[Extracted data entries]
# # # # # # #
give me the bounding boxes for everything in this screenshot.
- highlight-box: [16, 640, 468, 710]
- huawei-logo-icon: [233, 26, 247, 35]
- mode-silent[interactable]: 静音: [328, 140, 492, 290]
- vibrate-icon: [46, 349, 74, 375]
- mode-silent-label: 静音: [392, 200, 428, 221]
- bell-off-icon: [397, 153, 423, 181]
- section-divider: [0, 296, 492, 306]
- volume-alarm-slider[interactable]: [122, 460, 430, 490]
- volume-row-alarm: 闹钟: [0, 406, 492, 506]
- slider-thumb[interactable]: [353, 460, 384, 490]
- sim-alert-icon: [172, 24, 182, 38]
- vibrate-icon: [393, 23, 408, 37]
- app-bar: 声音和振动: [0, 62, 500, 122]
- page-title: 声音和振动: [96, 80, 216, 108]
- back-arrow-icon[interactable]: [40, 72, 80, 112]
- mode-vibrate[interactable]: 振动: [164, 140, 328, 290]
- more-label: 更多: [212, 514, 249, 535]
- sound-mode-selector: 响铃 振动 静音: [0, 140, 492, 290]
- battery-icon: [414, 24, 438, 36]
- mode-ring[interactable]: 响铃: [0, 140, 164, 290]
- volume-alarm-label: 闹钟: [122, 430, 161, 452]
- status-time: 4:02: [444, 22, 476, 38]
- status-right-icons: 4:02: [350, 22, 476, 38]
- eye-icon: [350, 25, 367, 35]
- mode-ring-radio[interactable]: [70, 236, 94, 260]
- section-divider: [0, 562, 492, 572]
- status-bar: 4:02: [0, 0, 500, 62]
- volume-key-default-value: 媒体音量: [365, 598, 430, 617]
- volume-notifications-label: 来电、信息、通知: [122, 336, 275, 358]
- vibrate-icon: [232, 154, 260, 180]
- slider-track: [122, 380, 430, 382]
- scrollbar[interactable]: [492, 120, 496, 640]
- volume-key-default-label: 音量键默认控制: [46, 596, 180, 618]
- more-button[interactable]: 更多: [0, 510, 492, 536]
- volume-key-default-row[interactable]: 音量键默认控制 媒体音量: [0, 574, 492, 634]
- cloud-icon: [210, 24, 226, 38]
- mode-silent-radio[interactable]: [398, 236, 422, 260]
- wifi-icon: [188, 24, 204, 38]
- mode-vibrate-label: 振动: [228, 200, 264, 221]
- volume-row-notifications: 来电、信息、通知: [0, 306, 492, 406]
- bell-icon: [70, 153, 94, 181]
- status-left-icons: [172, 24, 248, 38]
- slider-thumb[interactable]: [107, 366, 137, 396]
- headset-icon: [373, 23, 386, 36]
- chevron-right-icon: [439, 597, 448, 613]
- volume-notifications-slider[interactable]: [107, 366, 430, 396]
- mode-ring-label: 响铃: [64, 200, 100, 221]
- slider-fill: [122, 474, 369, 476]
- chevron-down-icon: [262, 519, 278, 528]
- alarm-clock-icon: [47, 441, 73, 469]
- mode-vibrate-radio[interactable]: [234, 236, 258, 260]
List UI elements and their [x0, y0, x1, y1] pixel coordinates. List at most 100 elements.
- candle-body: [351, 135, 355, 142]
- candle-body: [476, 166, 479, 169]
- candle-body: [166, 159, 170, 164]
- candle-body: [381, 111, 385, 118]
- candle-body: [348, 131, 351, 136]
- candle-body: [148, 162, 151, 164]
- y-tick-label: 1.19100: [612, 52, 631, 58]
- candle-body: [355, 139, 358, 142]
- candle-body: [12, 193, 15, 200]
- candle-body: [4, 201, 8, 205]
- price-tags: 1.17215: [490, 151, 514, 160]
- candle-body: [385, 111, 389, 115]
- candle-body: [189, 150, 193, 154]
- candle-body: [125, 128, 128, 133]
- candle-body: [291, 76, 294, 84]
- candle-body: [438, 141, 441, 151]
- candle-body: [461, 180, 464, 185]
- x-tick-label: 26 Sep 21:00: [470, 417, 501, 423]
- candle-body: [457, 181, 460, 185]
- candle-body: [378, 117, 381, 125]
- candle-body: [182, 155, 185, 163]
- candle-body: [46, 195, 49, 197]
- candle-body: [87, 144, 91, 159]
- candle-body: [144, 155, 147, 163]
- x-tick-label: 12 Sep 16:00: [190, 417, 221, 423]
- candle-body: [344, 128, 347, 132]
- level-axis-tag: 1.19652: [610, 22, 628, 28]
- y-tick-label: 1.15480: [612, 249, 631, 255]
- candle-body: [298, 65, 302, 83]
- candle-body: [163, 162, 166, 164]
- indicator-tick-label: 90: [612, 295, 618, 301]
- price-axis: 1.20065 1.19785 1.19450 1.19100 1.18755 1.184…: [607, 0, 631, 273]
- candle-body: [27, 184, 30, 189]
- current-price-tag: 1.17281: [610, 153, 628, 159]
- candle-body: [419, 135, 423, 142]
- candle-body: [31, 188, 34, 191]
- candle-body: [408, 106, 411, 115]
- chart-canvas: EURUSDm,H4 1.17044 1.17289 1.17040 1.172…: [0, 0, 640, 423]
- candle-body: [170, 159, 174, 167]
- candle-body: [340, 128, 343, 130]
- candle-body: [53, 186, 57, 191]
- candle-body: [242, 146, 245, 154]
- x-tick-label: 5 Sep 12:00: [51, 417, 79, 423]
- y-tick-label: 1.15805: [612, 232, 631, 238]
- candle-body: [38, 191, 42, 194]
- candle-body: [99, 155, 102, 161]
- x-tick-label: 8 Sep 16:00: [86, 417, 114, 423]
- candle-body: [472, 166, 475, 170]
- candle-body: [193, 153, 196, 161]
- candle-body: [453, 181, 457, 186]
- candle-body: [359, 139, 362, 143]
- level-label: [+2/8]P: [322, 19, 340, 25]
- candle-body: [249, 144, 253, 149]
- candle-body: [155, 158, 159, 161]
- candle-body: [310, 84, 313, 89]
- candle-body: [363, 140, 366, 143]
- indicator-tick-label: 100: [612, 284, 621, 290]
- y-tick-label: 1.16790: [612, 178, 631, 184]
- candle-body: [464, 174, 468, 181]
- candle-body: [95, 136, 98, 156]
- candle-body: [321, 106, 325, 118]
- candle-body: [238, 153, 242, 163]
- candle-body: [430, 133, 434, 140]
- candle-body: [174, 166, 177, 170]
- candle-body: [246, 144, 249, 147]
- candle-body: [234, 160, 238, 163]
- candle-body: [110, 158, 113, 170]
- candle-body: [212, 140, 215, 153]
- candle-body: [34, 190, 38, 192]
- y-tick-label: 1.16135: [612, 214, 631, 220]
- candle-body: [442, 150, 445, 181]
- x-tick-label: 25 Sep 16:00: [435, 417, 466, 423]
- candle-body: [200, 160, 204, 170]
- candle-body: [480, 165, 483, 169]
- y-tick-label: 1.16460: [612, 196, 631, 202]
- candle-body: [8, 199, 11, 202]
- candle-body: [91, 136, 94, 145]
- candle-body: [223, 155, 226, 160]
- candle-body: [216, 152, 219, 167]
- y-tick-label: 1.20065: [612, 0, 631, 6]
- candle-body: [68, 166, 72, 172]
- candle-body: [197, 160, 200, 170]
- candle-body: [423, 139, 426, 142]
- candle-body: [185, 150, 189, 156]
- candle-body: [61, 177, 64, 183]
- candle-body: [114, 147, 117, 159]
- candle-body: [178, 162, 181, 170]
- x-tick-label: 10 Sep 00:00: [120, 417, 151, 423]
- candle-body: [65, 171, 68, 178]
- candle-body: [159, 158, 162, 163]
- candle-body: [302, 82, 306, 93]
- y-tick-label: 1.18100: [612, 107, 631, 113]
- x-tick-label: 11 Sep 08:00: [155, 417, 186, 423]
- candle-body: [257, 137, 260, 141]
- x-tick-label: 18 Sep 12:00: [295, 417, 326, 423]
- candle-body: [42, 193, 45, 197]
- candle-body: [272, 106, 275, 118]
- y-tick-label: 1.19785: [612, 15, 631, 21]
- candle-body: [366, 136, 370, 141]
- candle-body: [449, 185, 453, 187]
# # # # # # #
● **PROMPT**: Can you render the listing, from its first line through the line containing "- mode-vibrate[interactable]: 振动: [164, 140, 328, 290]", as a Markdown table with columns No. and Line, giving each line's number and text and skipping any blank lines?

● **COMPLETE OUTPUT**:
| No. | Line |
|---|---|
| 1 | give me the bounding boxes for everything in this screenshot. |
| 2 | - highlight-box: [16, 640, 468, 710] |
| 3 | - huawei-logo-icon: [233, 26, 247, 35] |
| 4 | - mode-silent[interactable]: 静音: [328, 140, 492, 290] |
| 5 | - vibrate-icon: [46, 349, 74, 375] |
| 6 | - mode-silent-label: 静音: [392, 200, 428, 221] |
| 7 | - bell-off-icon: [397, 153, 423, 181] |
| 8 | - section-divider: [0, 296, 492, 306] |
| 9 | - volume-alarm-slider[interactable]: [122, 460, 430, 490] |
| 10 | - volume-row-alarm: 闹钟: [0, 406, 492, 506] |
| 11 | - slider-thumb[interactable]: [353, 460, 384, 490] |
| 12 | - sim-alert-icon: [172, 24, 182, 38] |
| 13 | - vibrate-icon: [393, 23, 408, 37] |
| 14 | - app-bar: 声音和振动: [0, 62, 500, 122] |
| 15 | - page-title: 声音和振动: [96, 80, 216, 108] |
| 16 | - back-arrow-icon[interactable]: [40, 72, 80, 112] |
| 17 | - mode-vibrate[interactable]: 振动: [164, 140, 328, 290] |